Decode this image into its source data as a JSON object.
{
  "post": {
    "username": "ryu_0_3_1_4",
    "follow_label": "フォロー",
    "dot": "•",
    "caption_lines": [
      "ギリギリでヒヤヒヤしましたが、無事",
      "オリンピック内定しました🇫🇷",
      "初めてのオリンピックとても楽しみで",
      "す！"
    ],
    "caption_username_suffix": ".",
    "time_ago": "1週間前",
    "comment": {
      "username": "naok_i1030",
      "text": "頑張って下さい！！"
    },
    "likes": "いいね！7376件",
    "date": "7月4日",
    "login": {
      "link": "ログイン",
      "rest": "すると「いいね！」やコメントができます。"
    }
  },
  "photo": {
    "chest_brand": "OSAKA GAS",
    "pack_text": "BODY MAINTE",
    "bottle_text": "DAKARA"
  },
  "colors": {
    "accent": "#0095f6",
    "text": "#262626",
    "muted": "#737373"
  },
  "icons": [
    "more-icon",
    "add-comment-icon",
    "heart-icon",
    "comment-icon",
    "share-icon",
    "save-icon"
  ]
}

========================================================================

Extract all of the data shown above without alteration.

• **Exercise response**
Decode this image into its source data as a JSON object.
{
  "post": {
    "username": "ryu_0_3_1_4",
    "follow_label": "フォロー",
    "dot": "•",
    "caption_lines": [
      "ギリギリでヒヤヒヤしましたが、無事",
      "オリンピック内定しました🇫🇷",
      "初めてのオリンピックとても楽しみで",
      "す！"
    ],
    "caption_username_suffix": ".",
    "time_ago": "1週間前",
    "comment": {
      "username": "naok_i1030",
      "text": "頑張って下さい！！"
    },
    "likes": "いいね！7376件",
    "date": "7月4日",
    "login": {
      "link": "ログイン",
      "rest": "すると「いいね！」やコメントができます。"
    }
  },
  "photo": {
    "chest_brand": "OSAKA GAS",
    "pack_text": "BODY MAINTE",
    "bottle_text": "DAKARA"
  },
  "colors": {
    "accent": "#0095f6",
    "text": "#262626",
    "muted": "#737373"
  },
  "icons": [
    "more-icon",
    "add-comment-icon",
    "heart-icon",
    "comment-icon",
    "share-icon",
    "save-icon"
  ]
}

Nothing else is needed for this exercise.